Stated goal: Report how many lines include the word "PERTAMA", and nothing besides that number.

---- Given entries

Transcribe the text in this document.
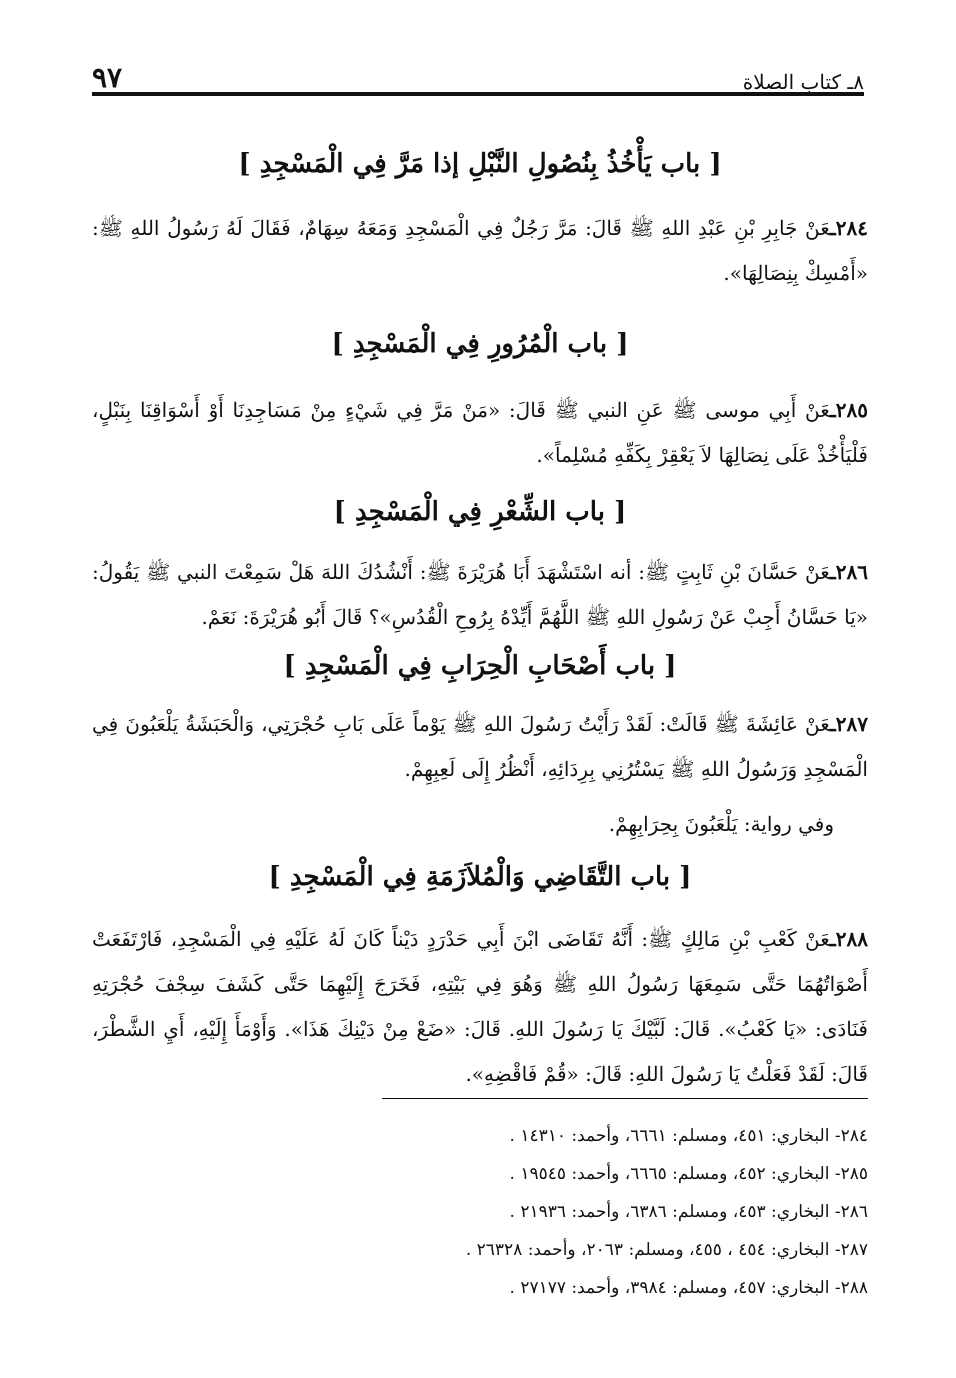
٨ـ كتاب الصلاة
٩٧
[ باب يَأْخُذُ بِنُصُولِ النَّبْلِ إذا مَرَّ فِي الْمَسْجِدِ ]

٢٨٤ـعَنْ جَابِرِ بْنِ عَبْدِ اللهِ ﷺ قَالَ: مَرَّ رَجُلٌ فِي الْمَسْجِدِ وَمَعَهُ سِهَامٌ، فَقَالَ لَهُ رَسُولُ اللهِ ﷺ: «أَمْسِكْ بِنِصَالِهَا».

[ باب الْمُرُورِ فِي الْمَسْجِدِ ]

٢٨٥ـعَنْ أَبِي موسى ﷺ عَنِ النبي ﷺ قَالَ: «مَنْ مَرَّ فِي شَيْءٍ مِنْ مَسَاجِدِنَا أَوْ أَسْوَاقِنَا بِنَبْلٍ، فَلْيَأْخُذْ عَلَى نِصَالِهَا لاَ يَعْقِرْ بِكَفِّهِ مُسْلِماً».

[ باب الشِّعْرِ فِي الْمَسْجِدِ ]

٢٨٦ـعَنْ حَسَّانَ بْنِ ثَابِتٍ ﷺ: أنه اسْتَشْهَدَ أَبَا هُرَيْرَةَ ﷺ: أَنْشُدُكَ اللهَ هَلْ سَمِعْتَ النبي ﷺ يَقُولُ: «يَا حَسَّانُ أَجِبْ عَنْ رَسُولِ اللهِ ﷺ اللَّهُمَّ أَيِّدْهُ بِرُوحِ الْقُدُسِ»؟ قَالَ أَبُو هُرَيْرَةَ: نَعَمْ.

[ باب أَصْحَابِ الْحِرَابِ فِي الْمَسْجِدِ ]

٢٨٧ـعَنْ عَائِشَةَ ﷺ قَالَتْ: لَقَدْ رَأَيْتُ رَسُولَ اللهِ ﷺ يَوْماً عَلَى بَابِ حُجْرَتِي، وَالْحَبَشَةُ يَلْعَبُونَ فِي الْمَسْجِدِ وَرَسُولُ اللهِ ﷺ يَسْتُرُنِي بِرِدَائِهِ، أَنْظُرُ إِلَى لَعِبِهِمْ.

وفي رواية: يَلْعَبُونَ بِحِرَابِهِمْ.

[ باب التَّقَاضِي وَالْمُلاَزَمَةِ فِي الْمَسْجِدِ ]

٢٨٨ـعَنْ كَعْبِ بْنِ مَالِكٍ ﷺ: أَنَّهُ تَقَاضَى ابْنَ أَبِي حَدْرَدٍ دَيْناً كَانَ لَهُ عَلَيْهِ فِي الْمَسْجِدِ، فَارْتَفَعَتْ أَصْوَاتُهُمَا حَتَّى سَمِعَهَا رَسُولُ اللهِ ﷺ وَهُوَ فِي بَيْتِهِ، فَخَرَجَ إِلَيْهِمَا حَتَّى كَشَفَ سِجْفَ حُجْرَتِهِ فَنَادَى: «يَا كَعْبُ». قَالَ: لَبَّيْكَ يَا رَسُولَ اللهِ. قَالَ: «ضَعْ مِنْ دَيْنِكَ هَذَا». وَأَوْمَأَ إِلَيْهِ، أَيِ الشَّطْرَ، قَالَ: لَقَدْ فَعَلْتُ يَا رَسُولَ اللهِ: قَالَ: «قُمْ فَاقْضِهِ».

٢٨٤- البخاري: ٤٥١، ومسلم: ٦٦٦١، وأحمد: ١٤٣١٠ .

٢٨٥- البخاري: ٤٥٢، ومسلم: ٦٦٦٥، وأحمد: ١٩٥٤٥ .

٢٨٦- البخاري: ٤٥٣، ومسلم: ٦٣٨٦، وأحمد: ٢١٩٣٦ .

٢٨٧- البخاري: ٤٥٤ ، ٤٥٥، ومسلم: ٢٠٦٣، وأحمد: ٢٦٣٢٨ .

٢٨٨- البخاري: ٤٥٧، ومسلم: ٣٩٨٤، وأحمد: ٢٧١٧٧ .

--------
---- Given entries

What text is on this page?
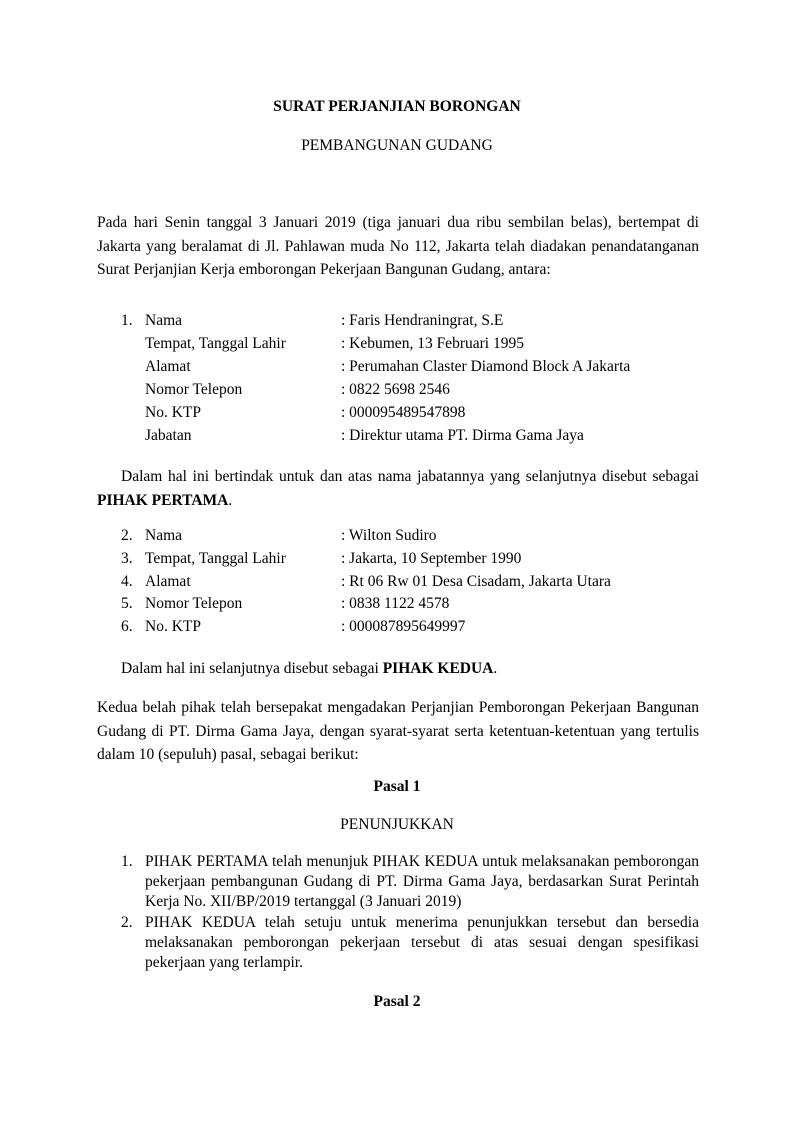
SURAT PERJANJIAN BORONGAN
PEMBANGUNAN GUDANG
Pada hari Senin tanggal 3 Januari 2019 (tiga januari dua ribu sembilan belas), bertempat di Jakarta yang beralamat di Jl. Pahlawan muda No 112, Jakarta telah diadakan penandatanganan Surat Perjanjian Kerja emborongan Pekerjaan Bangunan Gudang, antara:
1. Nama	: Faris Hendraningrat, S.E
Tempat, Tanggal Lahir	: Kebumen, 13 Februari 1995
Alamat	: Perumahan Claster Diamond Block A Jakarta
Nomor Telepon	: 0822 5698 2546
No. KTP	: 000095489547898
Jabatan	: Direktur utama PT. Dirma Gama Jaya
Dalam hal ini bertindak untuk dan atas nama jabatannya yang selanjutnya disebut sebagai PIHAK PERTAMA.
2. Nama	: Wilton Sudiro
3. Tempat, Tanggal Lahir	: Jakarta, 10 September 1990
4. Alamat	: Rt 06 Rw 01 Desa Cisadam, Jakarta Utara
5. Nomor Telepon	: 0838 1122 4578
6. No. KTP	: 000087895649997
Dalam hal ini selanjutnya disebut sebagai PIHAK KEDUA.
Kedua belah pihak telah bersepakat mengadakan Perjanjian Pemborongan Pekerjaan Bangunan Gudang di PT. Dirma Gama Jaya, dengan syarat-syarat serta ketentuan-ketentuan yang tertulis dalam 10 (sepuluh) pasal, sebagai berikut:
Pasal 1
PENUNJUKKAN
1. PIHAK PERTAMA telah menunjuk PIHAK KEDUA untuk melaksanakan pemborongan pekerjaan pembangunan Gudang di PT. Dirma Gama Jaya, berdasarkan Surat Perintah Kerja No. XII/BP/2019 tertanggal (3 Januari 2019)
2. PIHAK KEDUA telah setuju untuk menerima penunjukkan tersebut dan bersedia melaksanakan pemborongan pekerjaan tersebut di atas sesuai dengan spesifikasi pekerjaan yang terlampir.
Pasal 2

--------
---- Given entries

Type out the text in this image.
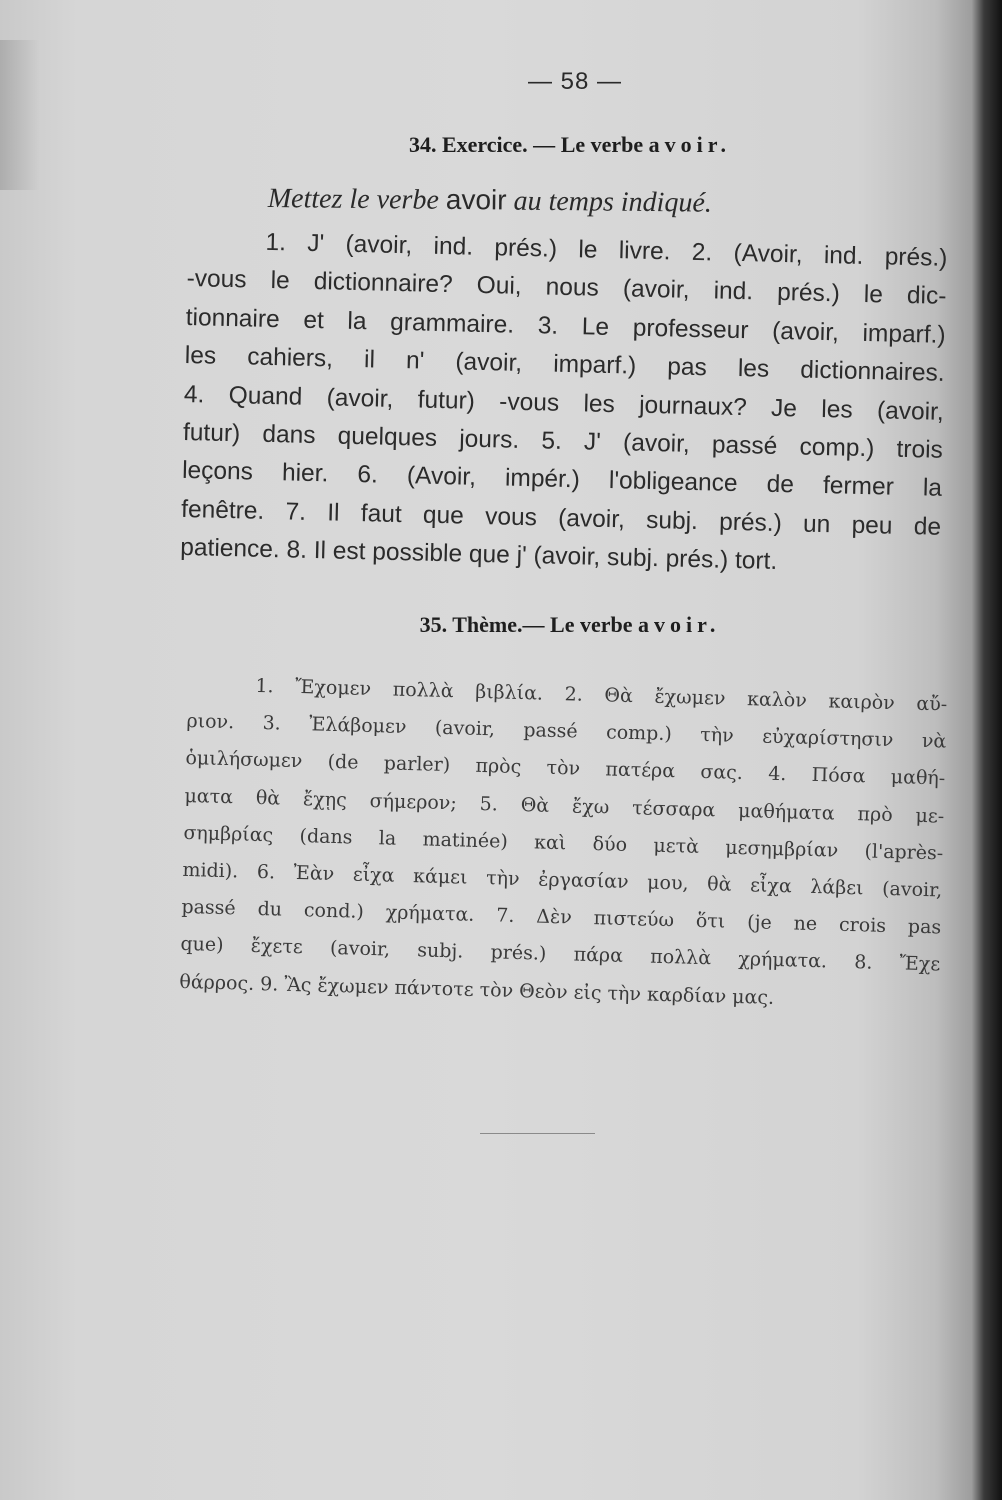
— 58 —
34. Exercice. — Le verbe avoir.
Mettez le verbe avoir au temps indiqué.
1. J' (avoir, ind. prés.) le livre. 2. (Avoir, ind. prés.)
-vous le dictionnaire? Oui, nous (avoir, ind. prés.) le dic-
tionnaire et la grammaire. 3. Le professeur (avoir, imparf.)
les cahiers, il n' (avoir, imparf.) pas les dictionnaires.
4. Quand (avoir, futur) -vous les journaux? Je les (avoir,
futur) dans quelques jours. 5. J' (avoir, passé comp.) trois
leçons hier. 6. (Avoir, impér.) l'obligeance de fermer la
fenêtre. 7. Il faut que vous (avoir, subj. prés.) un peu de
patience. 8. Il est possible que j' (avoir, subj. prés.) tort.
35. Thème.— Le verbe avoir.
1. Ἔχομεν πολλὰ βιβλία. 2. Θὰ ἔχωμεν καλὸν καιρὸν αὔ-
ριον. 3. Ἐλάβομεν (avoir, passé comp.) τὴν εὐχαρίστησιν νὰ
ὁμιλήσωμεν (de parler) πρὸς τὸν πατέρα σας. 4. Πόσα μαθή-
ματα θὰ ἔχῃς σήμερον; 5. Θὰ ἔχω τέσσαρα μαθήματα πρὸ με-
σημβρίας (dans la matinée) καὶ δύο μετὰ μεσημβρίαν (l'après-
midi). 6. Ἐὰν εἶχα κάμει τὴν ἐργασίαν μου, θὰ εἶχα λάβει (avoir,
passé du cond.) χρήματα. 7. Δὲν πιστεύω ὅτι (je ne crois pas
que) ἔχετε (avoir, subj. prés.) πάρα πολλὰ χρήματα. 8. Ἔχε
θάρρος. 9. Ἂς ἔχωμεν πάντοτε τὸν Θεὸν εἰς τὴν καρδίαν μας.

--------

Completed task: 2